▶ _QUELLE_:

────────────────────────────────────────

Leckeres vom Schwein, Kulturenchaos und die große Liebe

Mal ehrlich: Haben Sie Vorurteile? Gegenüber Holländern vielleicht? Speziell in Sachen Drogenkonsum und so? Ja?! Dann dürfen Sie sich über die Bestätigung besagter Stereotypen freuen, wenn Ihr nächster Kinogang ins SCHNITZELPARADIES führt, denn allein schon der reichlich surreale Vorspann wirkt, als hätten die Verantwortlichen nicht nur einen Joint zu viel geraucht. Und tatsächlich geht es zumindest anfangs ähnlich durchgeknallt weiter.

Wir lernen den jungen Nordip kennen, gesegnet mit einem perfekten Abschlußzeugnis, gestraft mit einem Vater, welcher dieses zum Anlaß nimmt, seinen Sohn zum Medizinstudium zu verdonnern. Doch Nordip will eigene Wege gehen und bewirbt sich deshalb im "Blauen Geier", dem abgewracktesten Restaurant am Platz. Da die Chefin ad hoc seinem virilen Charme verfällt, darf er tatsächlich als Tellerwäscher jobben – inmitten finsterer Serben, arbeitsverweigender Marokkaner, Türken auf Friedensmission und dem intriganten Vize. Jeder Tag eine Schlacht, jedes Schnitzel ein Brett, jeder erfolgreich gespülte Teller ein Sieg. Nordip würde nur zu bald wieder kündigen, doch die süße Kellnerin Agnes hat ihm völlig den Kopf verdreht und harrt ihrer Eroberung. Was nun?

Romeo und Julia zwischen Bratfett und Kulturenchaos – an sich eine wirklich hübsche Idee. Den fast völligen Verzicht auf eh überflüssige Handlung kann man dabei kaum bemängeln, weil immerhin in der ersten Hälfte brüllkomische Gags, rasantes Timing, grenzdebile Kamerafahrten, genial besetzte Darsteller sowie musikalische Untermalung am Rande der Dissonanz gar keine Zeit zum Kritisieren geben – alles vergeht wie im Flug.

────────────────────────────────────────

▶ _DATENSATZAUSZÜGE_:
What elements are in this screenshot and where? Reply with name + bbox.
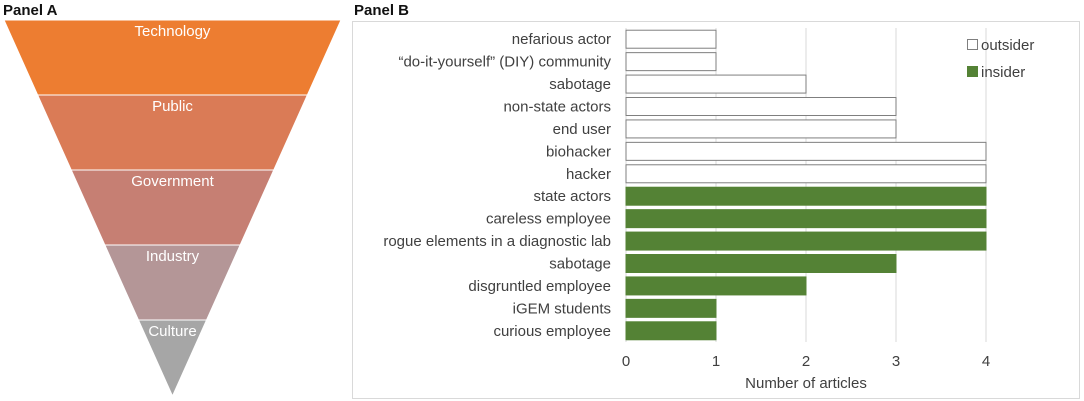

────────────────────────────────────────

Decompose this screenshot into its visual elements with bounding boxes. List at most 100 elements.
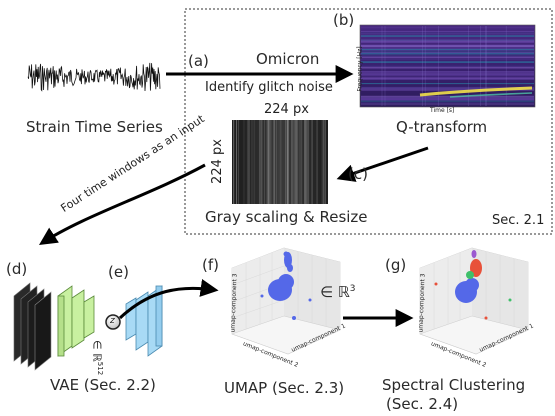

────────────────────────────────────────

▶ _AUFGABENSTELLUNG_:
Was berichtet die Filmkritik zum SCHNITZELPARADIES?
(a) Welches Studium soll Nordip nach dem Willen seines Vaters aufnehmen?
(b) In welchem Restaurant bewirbt sich Nordip?
(c) Wie heißt die Kellnerin, die ihm den Kopf verdreht hat?

▶ _LÖSUNG_:
(a) Medizin
(b) Im „Blauen Geier“
(c) Agnes